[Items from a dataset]
■ ■ ■ ■ ■
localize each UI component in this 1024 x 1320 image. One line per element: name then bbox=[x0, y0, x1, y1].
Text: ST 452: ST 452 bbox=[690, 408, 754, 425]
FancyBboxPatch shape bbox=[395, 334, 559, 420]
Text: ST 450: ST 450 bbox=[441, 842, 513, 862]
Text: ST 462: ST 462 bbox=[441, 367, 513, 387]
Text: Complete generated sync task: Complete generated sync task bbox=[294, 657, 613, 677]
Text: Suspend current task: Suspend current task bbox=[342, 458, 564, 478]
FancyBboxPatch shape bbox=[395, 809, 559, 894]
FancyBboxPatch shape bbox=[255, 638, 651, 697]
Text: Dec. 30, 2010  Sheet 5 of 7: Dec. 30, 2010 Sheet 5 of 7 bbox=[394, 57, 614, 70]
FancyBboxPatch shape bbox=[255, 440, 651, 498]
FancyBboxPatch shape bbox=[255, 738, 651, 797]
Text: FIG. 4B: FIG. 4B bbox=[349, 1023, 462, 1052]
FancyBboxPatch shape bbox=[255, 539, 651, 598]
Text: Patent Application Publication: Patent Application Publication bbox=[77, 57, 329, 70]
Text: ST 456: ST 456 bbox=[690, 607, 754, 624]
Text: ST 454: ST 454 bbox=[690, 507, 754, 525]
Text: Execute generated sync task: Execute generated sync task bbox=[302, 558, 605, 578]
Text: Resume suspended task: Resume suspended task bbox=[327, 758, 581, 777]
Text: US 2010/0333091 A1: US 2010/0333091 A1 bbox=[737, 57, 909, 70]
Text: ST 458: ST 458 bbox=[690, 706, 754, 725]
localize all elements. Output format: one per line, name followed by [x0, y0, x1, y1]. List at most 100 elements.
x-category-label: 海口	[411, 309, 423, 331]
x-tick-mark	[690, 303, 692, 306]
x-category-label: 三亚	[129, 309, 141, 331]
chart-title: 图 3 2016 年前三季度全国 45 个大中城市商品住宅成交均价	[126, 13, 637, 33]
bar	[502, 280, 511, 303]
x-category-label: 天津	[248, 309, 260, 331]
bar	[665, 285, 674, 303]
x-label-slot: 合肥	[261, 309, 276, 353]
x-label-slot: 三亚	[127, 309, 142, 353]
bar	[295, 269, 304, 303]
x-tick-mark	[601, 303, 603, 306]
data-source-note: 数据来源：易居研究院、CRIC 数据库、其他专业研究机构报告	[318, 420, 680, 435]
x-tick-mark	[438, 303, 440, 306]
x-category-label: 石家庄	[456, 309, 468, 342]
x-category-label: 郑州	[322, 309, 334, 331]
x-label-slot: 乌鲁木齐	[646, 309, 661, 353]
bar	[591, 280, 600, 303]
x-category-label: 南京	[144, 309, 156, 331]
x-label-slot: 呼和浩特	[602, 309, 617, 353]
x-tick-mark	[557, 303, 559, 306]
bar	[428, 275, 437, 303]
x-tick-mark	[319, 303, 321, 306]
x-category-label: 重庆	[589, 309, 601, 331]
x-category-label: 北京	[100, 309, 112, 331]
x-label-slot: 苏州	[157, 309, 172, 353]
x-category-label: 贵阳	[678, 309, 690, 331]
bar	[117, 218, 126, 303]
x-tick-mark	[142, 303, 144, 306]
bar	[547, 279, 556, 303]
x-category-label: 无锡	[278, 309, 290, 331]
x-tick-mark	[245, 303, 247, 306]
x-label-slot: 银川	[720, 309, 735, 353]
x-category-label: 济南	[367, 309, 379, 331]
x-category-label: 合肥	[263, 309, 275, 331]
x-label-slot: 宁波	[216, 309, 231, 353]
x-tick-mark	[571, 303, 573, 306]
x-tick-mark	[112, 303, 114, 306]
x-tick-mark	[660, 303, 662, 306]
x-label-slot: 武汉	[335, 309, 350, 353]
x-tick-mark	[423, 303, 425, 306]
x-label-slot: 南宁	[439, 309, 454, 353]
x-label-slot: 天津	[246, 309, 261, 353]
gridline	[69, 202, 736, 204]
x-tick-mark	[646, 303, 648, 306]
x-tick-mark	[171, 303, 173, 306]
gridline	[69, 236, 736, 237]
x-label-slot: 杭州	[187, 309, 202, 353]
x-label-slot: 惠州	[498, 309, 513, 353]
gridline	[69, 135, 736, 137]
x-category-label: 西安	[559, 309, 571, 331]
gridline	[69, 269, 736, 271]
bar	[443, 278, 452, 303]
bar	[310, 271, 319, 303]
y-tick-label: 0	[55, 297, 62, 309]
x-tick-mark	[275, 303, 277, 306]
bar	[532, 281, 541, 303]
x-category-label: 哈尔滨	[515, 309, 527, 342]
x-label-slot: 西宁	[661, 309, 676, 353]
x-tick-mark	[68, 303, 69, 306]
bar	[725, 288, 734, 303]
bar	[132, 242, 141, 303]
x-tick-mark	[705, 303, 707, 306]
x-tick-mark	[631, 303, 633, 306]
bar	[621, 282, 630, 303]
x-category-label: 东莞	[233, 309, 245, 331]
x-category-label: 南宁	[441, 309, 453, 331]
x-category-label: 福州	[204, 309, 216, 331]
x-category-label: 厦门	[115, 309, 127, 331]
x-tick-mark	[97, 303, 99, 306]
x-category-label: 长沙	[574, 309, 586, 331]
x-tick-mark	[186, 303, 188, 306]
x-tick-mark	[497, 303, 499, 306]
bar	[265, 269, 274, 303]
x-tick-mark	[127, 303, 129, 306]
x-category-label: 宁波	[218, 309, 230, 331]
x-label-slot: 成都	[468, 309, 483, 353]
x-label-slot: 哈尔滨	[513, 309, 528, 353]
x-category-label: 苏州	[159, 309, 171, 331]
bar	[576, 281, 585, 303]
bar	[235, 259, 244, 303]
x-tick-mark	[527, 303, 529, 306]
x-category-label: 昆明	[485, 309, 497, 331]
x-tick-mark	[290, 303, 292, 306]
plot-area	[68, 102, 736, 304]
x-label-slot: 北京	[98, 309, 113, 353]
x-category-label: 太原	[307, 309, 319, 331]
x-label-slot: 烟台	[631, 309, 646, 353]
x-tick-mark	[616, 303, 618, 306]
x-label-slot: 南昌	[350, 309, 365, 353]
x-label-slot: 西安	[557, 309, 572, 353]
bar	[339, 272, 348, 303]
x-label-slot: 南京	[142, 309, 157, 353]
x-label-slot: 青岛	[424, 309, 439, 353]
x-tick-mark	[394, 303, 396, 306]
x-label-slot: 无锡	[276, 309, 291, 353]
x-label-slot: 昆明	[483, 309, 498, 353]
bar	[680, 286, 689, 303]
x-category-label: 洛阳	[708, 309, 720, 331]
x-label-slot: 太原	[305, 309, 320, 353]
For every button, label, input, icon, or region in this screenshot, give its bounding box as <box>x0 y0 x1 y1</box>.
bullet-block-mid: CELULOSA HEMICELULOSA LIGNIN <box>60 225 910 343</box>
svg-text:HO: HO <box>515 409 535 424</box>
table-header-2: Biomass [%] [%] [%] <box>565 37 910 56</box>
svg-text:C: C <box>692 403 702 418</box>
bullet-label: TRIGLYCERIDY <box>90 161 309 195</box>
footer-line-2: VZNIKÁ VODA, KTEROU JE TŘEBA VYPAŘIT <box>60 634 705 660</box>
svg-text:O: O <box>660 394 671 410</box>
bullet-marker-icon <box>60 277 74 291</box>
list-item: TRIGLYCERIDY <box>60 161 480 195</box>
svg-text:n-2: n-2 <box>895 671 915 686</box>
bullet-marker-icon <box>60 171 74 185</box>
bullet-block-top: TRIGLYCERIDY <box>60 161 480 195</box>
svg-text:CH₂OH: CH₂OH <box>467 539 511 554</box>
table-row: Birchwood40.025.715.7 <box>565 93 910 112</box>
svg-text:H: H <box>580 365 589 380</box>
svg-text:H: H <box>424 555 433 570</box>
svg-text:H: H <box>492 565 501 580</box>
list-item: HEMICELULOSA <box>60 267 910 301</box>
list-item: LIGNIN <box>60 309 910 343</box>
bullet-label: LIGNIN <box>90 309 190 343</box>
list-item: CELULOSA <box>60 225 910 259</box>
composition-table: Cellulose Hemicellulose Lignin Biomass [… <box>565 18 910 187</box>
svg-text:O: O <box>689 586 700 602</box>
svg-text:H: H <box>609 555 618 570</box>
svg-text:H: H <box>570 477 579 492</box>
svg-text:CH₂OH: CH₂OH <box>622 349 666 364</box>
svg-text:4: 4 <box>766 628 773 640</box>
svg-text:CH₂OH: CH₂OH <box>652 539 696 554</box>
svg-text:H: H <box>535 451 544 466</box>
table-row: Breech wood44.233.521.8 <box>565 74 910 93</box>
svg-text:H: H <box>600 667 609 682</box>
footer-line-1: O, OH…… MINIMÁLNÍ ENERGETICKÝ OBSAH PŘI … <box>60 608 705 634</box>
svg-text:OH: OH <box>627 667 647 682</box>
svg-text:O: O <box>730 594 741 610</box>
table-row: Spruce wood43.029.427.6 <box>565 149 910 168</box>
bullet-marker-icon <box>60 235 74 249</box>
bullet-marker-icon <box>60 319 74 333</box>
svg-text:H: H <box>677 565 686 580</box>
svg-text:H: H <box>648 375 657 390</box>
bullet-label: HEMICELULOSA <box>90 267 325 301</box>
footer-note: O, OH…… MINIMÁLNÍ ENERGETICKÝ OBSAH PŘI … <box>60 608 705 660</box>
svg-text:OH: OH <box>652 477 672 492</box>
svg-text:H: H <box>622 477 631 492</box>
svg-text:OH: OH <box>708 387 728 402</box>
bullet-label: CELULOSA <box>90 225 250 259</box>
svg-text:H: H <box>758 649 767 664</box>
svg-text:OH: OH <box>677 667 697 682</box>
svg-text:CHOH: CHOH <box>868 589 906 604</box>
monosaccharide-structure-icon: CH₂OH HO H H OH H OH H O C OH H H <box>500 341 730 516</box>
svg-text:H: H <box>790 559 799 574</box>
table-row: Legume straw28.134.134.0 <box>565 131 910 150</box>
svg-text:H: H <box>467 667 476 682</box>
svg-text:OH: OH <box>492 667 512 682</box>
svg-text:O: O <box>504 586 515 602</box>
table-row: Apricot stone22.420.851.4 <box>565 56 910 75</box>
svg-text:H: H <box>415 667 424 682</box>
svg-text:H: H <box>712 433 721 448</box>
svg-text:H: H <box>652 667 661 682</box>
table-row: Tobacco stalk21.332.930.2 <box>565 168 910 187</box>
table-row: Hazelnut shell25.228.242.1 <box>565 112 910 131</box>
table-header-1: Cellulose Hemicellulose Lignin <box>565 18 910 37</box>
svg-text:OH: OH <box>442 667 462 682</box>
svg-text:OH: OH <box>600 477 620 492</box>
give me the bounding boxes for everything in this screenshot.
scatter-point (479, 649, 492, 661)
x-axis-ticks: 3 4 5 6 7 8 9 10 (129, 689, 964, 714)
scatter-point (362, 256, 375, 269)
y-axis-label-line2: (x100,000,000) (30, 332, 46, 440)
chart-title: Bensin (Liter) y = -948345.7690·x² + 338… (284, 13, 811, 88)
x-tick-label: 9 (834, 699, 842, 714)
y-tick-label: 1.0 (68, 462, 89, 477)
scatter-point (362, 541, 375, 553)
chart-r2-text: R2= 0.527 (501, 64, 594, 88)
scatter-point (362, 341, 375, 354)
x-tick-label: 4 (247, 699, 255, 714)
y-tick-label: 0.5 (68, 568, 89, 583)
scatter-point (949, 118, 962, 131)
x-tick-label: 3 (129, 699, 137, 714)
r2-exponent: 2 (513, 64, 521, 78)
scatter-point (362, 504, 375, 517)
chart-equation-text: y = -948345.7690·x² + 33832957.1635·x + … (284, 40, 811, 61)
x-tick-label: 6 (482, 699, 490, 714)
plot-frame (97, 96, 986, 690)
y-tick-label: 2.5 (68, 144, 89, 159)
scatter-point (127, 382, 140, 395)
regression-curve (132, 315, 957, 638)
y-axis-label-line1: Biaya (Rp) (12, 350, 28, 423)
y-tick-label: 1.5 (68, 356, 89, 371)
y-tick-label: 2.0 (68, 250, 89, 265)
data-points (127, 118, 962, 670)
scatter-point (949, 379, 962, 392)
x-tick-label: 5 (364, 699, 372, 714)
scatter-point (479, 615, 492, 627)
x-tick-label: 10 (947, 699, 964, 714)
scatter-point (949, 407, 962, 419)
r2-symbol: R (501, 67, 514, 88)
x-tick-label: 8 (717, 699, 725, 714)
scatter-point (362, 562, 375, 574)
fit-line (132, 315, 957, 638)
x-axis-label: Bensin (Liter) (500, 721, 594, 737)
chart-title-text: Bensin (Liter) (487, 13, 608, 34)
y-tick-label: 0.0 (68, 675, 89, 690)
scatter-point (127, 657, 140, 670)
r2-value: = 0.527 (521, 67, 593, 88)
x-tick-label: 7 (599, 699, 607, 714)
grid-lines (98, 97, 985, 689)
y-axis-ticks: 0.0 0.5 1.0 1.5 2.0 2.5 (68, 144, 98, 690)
■ ■ ■ ■ ■
- [Written request]
Transcribe the listing verbatim, starting at its first line and ending after the line that contains "FancyBboxPatch shape bbox=[255, 539, 651, 598]".

- [Written solution]
localize each UI component in this 1024 x 1320 image. One line per element: name then bbox=[x0, y0, x1, y1].
Text: ST 452: ST 452 bbox=[690, 408, 754, 425]
FancyBboxPatch shape bbox=[395, 334, 559, 420]
Text: ST 450: ST 450 bbox=[441, 842, 513, 862]
Text: ST 462: ST 462 bbox=[441, 367, 513, 387]
Text: Complete generated sync task: Complete generated sync task bbox=[294, 657, 613, 677]
Text: Suspend current task: Suspend current task bbox=[342, 458, 564, 478]
FancyBboxPatch shape bbox=[395, 809, 559, 894]
FancyBboxPatch shape bbox=[255, 638, 651, 697]
Text: Dec. 30, 2010  Sheet 5 of 7: Dec. 30, 2010 Sheet 5 of 7 bbox=[394, 57, 614, 70]
FancyBboxPatch shape bbox=[255, 440, 651, 498]
FancyBboxPatch shape bbox=[255, 738, 651, 797]
Text: FIG. 4B: FIG. 4B bbox=[349, 1023, 462, 1052]
FancyBboxPatch shape bbox=[255, 539, 651, 598]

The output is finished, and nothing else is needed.